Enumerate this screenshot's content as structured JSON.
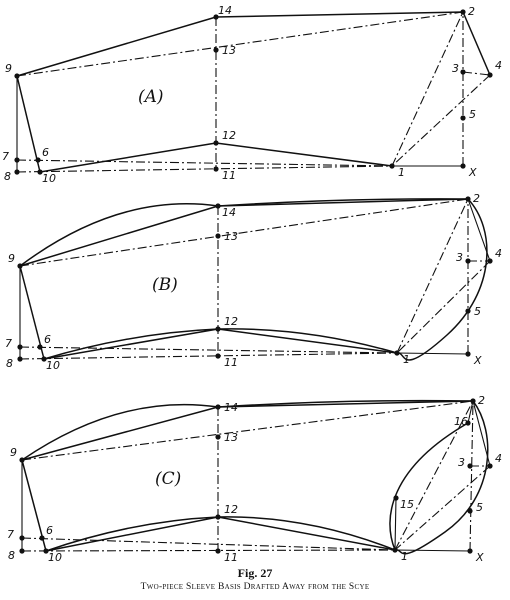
{
  "figure": {
    "number": "Fig. 27",
    "caption": "Two-piece Sleeve Basis Drafted Away from the Scye"
  },
  "panels": [
    {
      "id": "A",
      "label": "(A)",
      "points": [
        {
          "label": "1"
        },
        {
          "label": "2"
        },
        {
          "label": "3"
        },
        {
          "label": "4"
        },
        {
          "label": "5"
        },
        {
          "label": "6"
        },
        {
          "label": "7"
        },
        {
          "label": "8"
        },
        {
          "label": "9"
        },
        {
          "label": "10"
        },
        {
          "label": "11"
        },
        {
          "label": "12"
        },
        {
          "label": "13"
        },
        {
          "label": "14"
        },
        {
          "label": "X"
        }
      ]
    },
    {
      "id": "B",
      "label": "(B)",
      "points": [
        {
          "label": "1"
        },
        {
          "label": "2"
        },
        {
          "label": "3"
        },
        {
          "label": "4"
        },
        {
          "label": "5"
        },
        {
          "label": "6"
        },
        {
          "label": "7"
        },
        {
          "label": "8"
        },
        {
          "label": "9"
        },
        {
          "label": "10"
        },
        {
          "label": "11"
        },
        {
          "label": "12"
        },
        {
          "label": "13"
        },
        {
          "label": "14"
        },
        {
          "label": "X"
        }
      ]
    },
    {
      "id": "C",
      "label": "(C)",
      "points": [
        {
          "label": "1"
        },
        {
          "label": "2"
        },
        {
          "label": "3"
        },
        {
          "label": "4"
        },
        {
          "label": "5"
        },
        {
          "label": "6"
        },
        {
          "label": "7"
        },
        {
          "label": "8"
        },
        {
          "label": "9"
        },
        {
          "label": "10"
        },
        {
          "label": "11"
        },
        {
          "label": "12"
        },
        {
          "label": "13"
        },
        {
          "label": "14"
        },
        {
          "label": "15"
        },
        {
          "label": "16"
        },
        {
          "label": "X"
        }
      ]
    }
  ]
}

> **Objective**: Pictures don't belong in the copy. Transcribe every record exactly as it appears.

> **Full response**:
Enumerate this screenshot's content as structured JSON.
{
  "figure": {
    "number": "Fig. 27",
    "caption": "Two-piece Sleeve Basis Drafted Away from the Scye"
  },
  "panels": [
    {
      "id": "A",
      "label": "(A)",
      "points": [
        {
          "label": "1"
        },
        {
          "label": "2"
        },
        {
          "label": "3"
        },
        {
          "label": "4"
        },
        {
          "label": "5"
        },
        {
          "label": "6"
        },
        {
          "label": "7"
        },
        {
          "label": "8"
        },
        {
          "label": "9"
        },
        {
          "label": "10"
        },
        {
          "label": "11"
        },
        {
          "label": "12"
        },
        {
          "label": "13"
        },
        {
          "label": "14"
        },
        {
          "label": "X"
        }
      ]
    },
    {
      "id": "B",
      "label": "(B)",
      "points": [
        {
          "label": "1"
        },
        {
          "label": "2"
        },
        {
          "label": "3"
        },
        {
          "label": "4"
        },
        {
          "label": "5"
        },
        {
          "label": "6"
        },
        {
          "label": "7"
        },
        {
          "label": "8"
        },
        {
          "label": "9"
        },
        {
          "label": "10"
        },
        {
          "label": "11"
        },
        {
          "label": "12"
        },
        {
          "label": "13"
        },
        {
          "label": "14"
        },
        {
          "label": "X"
        }
      ]
    },
    {
      "id": "C",
      "label": "(C)",
      "points": [
        {
          "label": "1"
        },
        {
          "label": "2"
        },
        {
          "label": "3"
        },
        {
          "label": "4"
        },
        {
          "label": "5"
        },
        {
          "label": "6"
        },
        {
          "label": "7"
        },
        {
          "label": "8"
        },
        {
          "label": "9"
        },
        {
          "label": "10"
        },
        {
          "label": "11"
        },
        {
          "label": "12"
        },
        {
          "label": "13"
        },
        {
          "label": "14"
        },
        {
          "label": "15"
        },
        {
          "label": "16"
        },
        {
          "label": "X"
        }
      ]
    }
  ]
}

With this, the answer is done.